Task description:
Where the string "this" occurs in the material below, report the whole line.

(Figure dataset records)
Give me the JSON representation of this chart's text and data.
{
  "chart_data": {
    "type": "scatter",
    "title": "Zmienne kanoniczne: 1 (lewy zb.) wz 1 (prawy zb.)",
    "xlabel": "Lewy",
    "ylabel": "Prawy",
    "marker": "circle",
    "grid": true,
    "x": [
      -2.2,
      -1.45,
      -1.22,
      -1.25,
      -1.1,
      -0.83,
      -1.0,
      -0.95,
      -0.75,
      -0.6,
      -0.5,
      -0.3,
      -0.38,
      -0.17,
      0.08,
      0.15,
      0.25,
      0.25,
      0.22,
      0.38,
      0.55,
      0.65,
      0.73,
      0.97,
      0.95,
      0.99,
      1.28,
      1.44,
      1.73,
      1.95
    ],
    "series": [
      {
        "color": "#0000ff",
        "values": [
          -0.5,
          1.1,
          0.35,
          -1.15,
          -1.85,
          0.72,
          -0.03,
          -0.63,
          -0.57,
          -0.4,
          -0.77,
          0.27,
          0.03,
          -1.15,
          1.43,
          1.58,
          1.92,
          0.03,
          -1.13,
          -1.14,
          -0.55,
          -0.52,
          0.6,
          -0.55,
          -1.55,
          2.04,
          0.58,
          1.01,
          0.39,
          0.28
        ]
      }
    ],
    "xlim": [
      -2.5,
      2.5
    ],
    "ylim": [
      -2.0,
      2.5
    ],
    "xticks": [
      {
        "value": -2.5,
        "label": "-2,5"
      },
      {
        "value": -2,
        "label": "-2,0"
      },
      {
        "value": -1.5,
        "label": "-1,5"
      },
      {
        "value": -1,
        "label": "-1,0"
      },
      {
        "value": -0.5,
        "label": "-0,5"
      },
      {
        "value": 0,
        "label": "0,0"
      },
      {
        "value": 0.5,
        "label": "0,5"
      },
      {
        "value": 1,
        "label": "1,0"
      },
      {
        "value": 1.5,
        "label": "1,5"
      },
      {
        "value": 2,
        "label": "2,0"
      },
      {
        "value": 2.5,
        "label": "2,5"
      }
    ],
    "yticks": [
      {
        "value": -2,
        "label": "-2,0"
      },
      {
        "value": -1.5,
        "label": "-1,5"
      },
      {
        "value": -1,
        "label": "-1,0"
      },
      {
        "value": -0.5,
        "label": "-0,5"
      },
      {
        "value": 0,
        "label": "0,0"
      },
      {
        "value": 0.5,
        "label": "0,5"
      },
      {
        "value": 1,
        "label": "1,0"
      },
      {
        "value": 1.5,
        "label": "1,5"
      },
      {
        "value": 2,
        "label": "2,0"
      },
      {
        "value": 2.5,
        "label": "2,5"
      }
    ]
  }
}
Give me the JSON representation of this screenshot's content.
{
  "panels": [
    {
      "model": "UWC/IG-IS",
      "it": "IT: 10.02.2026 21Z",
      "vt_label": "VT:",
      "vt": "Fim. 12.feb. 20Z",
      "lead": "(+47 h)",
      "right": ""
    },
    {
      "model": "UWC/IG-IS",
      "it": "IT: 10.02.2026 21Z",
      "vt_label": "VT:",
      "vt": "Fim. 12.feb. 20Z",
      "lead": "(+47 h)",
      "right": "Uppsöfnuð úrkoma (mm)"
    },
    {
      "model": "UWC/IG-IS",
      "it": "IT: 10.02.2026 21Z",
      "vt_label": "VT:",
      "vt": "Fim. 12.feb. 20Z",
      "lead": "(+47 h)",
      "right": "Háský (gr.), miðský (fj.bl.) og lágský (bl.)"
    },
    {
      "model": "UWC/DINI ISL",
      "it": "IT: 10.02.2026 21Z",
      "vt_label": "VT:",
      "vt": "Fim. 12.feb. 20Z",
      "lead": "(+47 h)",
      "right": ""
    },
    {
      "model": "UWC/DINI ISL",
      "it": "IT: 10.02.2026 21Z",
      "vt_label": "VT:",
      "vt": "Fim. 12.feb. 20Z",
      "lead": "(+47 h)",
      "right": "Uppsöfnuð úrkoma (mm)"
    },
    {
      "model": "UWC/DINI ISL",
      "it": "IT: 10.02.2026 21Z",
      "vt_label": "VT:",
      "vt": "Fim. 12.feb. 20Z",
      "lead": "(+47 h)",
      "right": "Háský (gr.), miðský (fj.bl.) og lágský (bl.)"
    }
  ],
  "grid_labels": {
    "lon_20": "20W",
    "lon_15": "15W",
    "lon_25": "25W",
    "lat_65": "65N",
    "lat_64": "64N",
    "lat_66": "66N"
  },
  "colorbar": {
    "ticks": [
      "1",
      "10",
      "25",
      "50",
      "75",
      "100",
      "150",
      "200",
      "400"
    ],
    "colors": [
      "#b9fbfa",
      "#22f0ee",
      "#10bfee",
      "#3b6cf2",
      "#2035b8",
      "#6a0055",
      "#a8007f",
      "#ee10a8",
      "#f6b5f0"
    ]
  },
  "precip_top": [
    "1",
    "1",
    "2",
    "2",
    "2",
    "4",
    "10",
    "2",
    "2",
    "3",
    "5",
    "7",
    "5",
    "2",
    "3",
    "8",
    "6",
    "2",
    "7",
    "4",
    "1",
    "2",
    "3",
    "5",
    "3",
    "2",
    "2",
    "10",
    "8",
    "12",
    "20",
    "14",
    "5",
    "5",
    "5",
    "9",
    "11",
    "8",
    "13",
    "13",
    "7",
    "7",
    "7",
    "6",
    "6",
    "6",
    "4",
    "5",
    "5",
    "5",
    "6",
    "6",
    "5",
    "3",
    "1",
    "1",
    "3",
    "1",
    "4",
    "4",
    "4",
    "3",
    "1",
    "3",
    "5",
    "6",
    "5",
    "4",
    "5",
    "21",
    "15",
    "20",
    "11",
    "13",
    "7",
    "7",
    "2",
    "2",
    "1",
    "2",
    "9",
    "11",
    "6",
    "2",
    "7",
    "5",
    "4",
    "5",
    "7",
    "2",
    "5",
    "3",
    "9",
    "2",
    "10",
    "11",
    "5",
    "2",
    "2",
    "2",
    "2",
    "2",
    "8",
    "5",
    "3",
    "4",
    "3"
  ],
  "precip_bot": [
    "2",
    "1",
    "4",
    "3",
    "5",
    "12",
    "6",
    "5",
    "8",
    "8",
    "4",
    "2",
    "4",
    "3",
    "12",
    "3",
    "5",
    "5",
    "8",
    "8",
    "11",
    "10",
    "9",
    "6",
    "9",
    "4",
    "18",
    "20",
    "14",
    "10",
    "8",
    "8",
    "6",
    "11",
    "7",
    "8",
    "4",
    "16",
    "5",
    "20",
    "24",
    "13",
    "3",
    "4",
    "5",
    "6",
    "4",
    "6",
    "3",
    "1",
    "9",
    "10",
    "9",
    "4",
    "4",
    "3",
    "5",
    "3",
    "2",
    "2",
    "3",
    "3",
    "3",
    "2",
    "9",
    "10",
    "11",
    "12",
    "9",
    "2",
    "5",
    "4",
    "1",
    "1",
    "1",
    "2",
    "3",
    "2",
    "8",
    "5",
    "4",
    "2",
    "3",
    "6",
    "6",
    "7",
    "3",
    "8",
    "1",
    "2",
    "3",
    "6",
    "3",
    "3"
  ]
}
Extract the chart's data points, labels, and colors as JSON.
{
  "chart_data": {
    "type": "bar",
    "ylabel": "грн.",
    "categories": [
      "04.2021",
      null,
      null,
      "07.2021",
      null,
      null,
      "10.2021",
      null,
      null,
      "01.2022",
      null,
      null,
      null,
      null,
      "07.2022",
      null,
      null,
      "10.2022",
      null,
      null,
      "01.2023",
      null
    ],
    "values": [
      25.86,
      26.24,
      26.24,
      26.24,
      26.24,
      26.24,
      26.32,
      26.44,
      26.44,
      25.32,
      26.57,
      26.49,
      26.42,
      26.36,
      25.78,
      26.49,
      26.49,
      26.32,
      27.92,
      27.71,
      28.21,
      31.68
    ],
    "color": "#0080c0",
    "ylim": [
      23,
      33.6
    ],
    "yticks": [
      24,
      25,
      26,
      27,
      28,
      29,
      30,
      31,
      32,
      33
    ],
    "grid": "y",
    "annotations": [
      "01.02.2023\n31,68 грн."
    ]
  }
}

Answer to the exercise:
Give me the JSON representation of this chart's text and data.
Give me the JSON representation of this screenshot's content.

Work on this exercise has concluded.